- [WORK TO COMPLETE]:
Write out the data again in full, exactly as it reads.

- [RECORDS FOR THIS EXERCISE]:
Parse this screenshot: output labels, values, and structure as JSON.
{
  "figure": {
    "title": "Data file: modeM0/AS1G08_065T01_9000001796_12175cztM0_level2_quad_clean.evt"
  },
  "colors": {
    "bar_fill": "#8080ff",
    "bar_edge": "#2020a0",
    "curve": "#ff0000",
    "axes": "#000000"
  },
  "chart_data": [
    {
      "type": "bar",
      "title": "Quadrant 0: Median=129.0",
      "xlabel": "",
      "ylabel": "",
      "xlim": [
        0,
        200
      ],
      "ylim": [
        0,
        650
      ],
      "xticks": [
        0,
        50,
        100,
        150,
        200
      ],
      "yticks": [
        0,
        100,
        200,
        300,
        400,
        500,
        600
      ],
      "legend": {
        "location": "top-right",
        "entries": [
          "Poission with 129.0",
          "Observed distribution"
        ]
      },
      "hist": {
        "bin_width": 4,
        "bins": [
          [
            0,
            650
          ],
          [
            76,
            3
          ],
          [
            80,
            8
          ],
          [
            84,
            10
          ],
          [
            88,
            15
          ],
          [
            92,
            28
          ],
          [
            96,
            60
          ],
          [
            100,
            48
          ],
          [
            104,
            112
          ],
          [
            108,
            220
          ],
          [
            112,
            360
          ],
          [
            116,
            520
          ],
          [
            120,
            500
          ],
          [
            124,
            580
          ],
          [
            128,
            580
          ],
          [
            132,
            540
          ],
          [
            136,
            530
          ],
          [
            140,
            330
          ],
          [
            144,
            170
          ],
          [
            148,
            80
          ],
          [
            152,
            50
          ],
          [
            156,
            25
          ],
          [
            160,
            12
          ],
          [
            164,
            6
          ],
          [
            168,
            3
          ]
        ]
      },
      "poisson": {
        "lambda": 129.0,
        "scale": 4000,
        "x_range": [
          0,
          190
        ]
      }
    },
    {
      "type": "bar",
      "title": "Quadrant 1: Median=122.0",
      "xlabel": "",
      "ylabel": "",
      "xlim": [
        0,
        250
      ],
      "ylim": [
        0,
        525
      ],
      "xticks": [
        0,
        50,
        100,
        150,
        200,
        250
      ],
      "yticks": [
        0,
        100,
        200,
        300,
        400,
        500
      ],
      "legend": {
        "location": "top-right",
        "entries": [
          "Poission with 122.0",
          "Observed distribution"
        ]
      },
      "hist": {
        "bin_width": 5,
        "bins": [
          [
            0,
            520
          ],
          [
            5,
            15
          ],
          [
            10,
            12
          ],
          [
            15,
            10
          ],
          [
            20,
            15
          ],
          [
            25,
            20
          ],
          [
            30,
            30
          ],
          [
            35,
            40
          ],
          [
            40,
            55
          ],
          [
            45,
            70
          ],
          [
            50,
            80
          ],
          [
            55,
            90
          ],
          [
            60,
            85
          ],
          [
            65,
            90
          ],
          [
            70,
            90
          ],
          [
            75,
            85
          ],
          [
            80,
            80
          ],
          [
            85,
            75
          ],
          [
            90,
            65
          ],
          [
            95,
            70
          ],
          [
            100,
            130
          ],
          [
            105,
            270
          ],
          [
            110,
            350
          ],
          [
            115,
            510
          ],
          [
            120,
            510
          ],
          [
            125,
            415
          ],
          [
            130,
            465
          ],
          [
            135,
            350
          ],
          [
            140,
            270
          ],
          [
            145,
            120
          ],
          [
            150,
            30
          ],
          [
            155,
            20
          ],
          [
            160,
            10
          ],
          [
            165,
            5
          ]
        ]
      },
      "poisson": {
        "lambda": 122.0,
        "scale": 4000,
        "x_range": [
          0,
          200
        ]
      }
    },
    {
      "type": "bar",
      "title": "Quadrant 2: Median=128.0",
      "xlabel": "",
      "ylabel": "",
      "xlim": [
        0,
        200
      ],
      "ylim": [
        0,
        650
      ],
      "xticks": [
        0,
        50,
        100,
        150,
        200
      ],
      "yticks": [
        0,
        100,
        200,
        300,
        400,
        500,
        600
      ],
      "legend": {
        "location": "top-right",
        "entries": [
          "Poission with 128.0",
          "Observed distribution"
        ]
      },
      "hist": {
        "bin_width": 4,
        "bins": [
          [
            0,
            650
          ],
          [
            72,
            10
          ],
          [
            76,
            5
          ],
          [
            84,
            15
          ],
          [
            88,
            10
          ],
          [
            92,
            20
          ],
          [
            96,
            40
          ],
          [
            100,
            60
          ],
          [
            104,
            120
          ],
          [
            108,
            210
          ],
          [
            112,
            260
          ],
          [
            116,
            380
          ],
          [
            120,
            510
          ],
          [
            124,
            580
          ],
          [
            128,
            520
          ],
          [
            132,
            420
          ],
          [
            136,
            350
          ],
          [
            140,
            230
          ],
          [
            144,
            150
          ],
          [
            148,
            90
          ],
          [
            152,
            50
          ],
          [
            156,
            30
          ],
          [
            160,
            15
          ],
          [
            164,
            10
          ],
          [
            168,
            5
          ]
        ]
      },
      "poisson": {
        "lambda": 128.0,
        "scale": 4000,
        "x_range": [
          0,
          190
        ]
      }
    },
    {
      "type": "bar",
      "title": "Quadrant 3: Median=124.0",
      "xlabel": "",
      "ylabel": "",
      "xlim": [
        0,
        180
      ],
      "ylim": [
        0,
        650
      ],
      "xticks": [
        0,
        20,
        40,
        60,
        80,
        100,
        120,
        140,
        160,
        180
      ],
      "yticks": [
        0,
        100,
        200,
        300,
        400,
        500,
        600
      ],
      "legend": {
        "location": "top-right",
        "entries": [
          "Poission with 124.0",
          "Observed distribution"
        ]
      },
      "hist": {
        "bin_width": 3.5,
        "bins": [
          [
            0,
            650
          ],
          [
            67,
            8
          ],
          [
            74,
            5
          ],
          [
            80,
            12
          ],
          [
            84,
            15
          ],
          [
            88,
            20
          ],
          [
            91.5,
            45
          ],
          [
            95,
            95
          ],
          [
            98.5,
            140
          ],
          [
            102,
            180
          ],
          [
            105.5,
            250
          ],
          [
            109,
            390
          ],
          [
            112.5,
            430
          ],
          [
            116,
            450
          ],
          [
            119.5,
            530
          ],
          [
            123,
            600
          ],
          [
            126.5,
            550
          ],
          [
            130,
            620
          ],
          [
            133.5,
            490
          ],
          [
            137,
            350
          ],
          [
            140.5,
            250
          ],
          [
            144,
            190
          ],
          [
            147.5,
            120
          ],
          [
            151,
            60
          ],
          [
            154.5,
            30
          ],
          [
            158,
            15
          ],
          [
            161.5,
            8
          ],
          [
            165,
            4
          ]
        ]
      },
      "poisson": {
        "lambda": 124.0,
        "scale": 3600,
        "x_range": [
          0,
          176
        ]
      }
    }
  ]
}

- [WRITTEN ANSWER]:
Parse this screenshot: output labels, values, and structure as JSON.
{
  "figure": {
    "title": "Data file: modeM0/AS1G08_065T01_9000001796_12175cztM0_level2_quad_clean.evt"
  },
  "colors": {
    "bar_fill": "#8080ff",
    "bar_edge": "#2020a0",
    "curve": "#ff0000",
    "axes": "#000000"
  },
  "chart_data": [
    {
      "type": "bar",
      "title": "Quadrant 0: Median=129.0",
      "xlabel": "",
      "ylabel": "",
      "xlim": [
        0,
        200
      ],
      "ylim": [
        0,
        650
      ],
      "xticks": [
        0,
        50,
        100,
        150,
        200
      ],
      "yticks": [
        0,
        100,
        200,
        300,
        400,
        500,
        600
      ],
      "legend": {
        "location": "top-right",
        "entries": [
          "Poission with 129.0",
          "Observed distribution"
        ]
      },
      "hist": {
        "bin_width": 4,
        "bins": [
          [
            0,
            650
          ],
          [
            76,
            3
          ],
          [
            80,
            8
          ],
          [
            84,
            10
          ],
          [
            88,
            15
          ],
          [
            92,
            28
          ],
          [
            96,
            60
          ],
          [
            100,
            48
          ],
          [
            104,
            112
          ],
          [
            108,
            220
          ],
          [
            112,
            360
          ],
          [
            116,
            520
          ],
          [
            120,
            500
          ],
          [
            124,
            580
          ],
          [
            128,
            580
          ],
          [
            132,
            540
          ],
          [
            136,
            530
          ],
          [
            140,
            330
          ],
          [
            144,
            170
          ],
          [
            148,
            80
          ],
          [
            152,
            50
          ],
          [
            156,
            25
          ],
          [
            160,
            12
          ],
          [
            164,
            6
          ],
          [
            168,
            3
          ]
        ]
      },
      "poisson": {
        "lambda": 129.0,
        "scale": 4000,
        "x_range": [
          0,
          190
        ]
      }
    },
    {
      "type": "bar",
      "title": "Quadrant 1: Median=122.0",
      "xlabel": "",
      "ylabel": "",
      "xlim": [
        0,
        250
      ],
      "ylim": [
        0,
        525
      ],
      "xticks": [
        0,
        50,
        100,
        150,
        200,
        250
      ],
      "yticks": [
        0,
        100,
        200,
        300,
        400,
        500
      ],
      "legend": {
        "location": "top-right",
        "entries": [
          "Poission with 122.0",
          "Observed distribution"
        ]
      },
      "hist": {
        "bin_width": 5,
        "bins": [
          [
            0,
            520
          ],
          [
            5,
            15
          ],
          [
            10,
            12
          ],
          [
            15,
            10
          ],
          [
            20,
            15
          ],
          [
            25,
            20
          ],
          [
            30,
            30
          ],
          [
            35,
            40
          ],
          [
            40,
            55
          ],
          [
            45,
            70
          ],
          [
            50,
            80
          ],
          [
            55,
            90
          ],
          [
            60,
            85
          ],
          [
            65,
            90
          ],
          [
            70,
            90
          ],
          [
            75,
            85
          ],
          [
            80,
            80
          ],
          [
            85,
            75
          ],
          [
            90,
            65
          ],
          [
            95,
            70
          ],
          [
            100,
            130
          ],
          [
            105,
            270
          ],
          [
            110,
            350
          ],
          [
            115,
            510
          ],
          [
            120,
            510
          ],
          [
            125,
            415
          ],
          [
            130,
            465
          ],
          [
            135,
            350
          ],
          [
            140,
            270
          ],
          [
            145,
            120
          ],
          [
            150,
            30
          ],
          [
            155,
            20
          ],
          [
            160,
            10
          ],
          [
            165,
            5
          ]
        ]
      },
      "poisson": {
        "lambda": 122.0,
        "scale": 4000,
        "x_range": [
          0,
          200
        ]
      }
    },
    {
      "type": "bar",
      "title": "Quadrant 2: Median=128.0",
      "xlabel": "",
      "ylabel": "",
      "xlim": [
        0,
        200
      ],
      "ylim": [
        0,
        650
      ],
      "xticks": [
        0,
        50,
        100,
        150,
        200
      ],
      "yticks": [
        0,
        100,
        200,
        300,
        400,
        500,
        600
      ],
      "legend": {
        "location": "top-right",
        "entries": [
          "Poission with 128.0",
          "Observed distribution"
        ]
      },
      "hist": {
        "bin_width": 4,
        "bins": [
          [
            0,
            650
          ],
          [
            72,
            10
          ],
          [
            76,
            5
          ],
          [
            84,
            15
          ],
          [
            88,
            10
          ],
          [
            92,
            20
          ],
          [
            96,
            40
          ],
          [
            100,
            60
          ],
          [
            104,
            120
          ],
          [
            108,
            210
          ],
          [
            112,
            260
          ],
          [
            116,
            380
          ],
          [
            120,
            510
          ],
          [
            124,
            580
          ],
          [
            128,
            520
          ],
          [
            132,
            420
          ],
          [
            136,
            350
          ],
          [
            140,
            230
          ],
          [
            144,
            150
          ],
          [
            148,
            90
          ],
          [
            152,
            50
          ],
          [
            156,
            30
          ],
          [
            160,
            15
          ],
          [
            164,
            10
          ],
          [
            168,
            5
          ]
        ]
      },
      "poisson": {
        "lambda": 128.0,
        "scale": 4000,
        "x_range": [
          0,
          190
        ]
      }
    },
    {
      "type": "bar",
      "title": "Quadrant 3: Median=124.0",
      "xlabel": "",
      "ylabel": "",
      "xlim": [
        0,
        180
      ],
      "ylim": [
        0,
        650
      ],
      "xticks": [
        0,
        20,
        40,
        60,
        80,
        100,
        120,
        140,
        160,
        180
      ],
      "yticks": [
        0,
        100,
        200,
        300,
        400,
        500,
        600
      ],
      "legend": {
        "location": "top-right",
        "entries": [
          "Poission with 124.0",
          "Observed distribution"
        ]
      },
      "hist": {
        "bin_width": 3.5,
        "bins": [
          [
            0,
            650
          ],
          [
            67,
            8
          ],
          [
            74,
            5
          ],
          [
            80,
            12
          ],
          [
            84,
            15
          ],
          [
            88,
            20
          ],
          [
            91.5,
            45
          ],
          [
            95,
            95
          ],
          [
            98.5,
            140
          ],
          [
            102,
            180
          ],
          [
            105.5,
            250
          ],
          [
            109,
            390
          ],
          [
            112.5,
            430
          ],
          [
            116,
            450
          ],
          [
            119.5,
            530
          ],
          [
            123,
            600
          ],
          [
            126.5,
            550
          ],
          [
            130,
            620
          ],
          [
            133.5,
            490
          ],
          [
            137,
            350
          ],
          [
            140.5,
            250
          ],
          [
            144,
            190
          ],
          [
            147.5,
            120
          ],
          [
            151,
            60
          ],
          [
            154.5,
            30
          ],
          [
            158,
            15
          ],
          [
            161.5,
            8
          ],
          [
            165,
            4
          ]
        ]
      },
      "poisson": {
        "lambda": 124.0,
        "scale": 3600,
        "x_range": [
          0,
          176
        ]
      }
    }
  ]
}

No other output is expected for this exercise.